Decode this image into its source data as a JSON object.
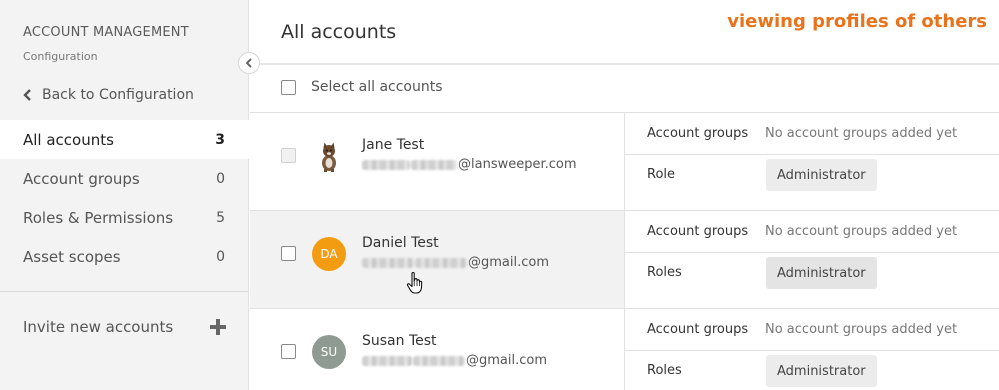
{
  "sidebar": {
    "title": "ACCOUNT MANAGEMENT",
    "subtitle": "Configuration",
    "back_label": "Back to Configuration",
    "items": [
      {
        "label": "All accounts",
        "count": "3",
        "active": true
      },
      {
        "label": "Account groups",
        "count": "0",
        "active": false
      },
      {
        "label": "Roles & Permissions",
        "count": "5",
        "active": false
      },
      {
        "label": "Asset scopes",
        "count": "0",
        "active": false
      }
    ],
    "invite_label": "Invite new accounts"
  },
  "main": {
    "title": "All accounts",
    "annotation": "viewing profiles of others",
    "select_all_label": "Select all accounts",
    "accounts": [
      {
        "name": "Jane Test",
        "email_domain": "@lansweeper.com",
        "avatar": "cat-photo",
        "initials": "",
        "avatar_color": "",
        "checkbox_disabled": true,
        "groups_label": "Account groups",
        "groups_value": "No account groups added yet",
        "role_label": "Role",
        "role_value": "Administrator"
      },
      {
        "name": "Daniel Test",
        "email_domain": "@gmail.com",
        "avatar": "initials",
        "initials": "DA",
        "avatar_color": "#f39c12",
        "checkbox_disabled": false,
        "groups_label": "Account groups",
        "groups_value": "No account groups added yet",
        "role_label": "Roles",
        "role_value": "Administrator"
      },
      {
        "name": "Susan Test",
        "email_domain": "@gmail.com",
        "avatar": "initials",
        "initials": "SU",
        "avatar_color": "#8f9a92",
        "checkbox_disabled": false,
        "groups_label": "Account groups",
        "groups_value": "No account groups added yet",
        "role_label": "Roles",
        "role_value": "Administrator"
      }
    ]
  },
  "colors": {
    "annotation": "#e8731b",
    "sidebar_bg": "#f3f3f3",
    "hover_row_bg": "#f2f2f2"
  },
  "icons": [
    "chevron-left-icon",
    "collapse-icon",
    "plus-icon",
    "hand-cursor-icon"
  ]
}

● ● ● ● ● ● ●

State how many lines hold the word "name". The number is the whole answer.

3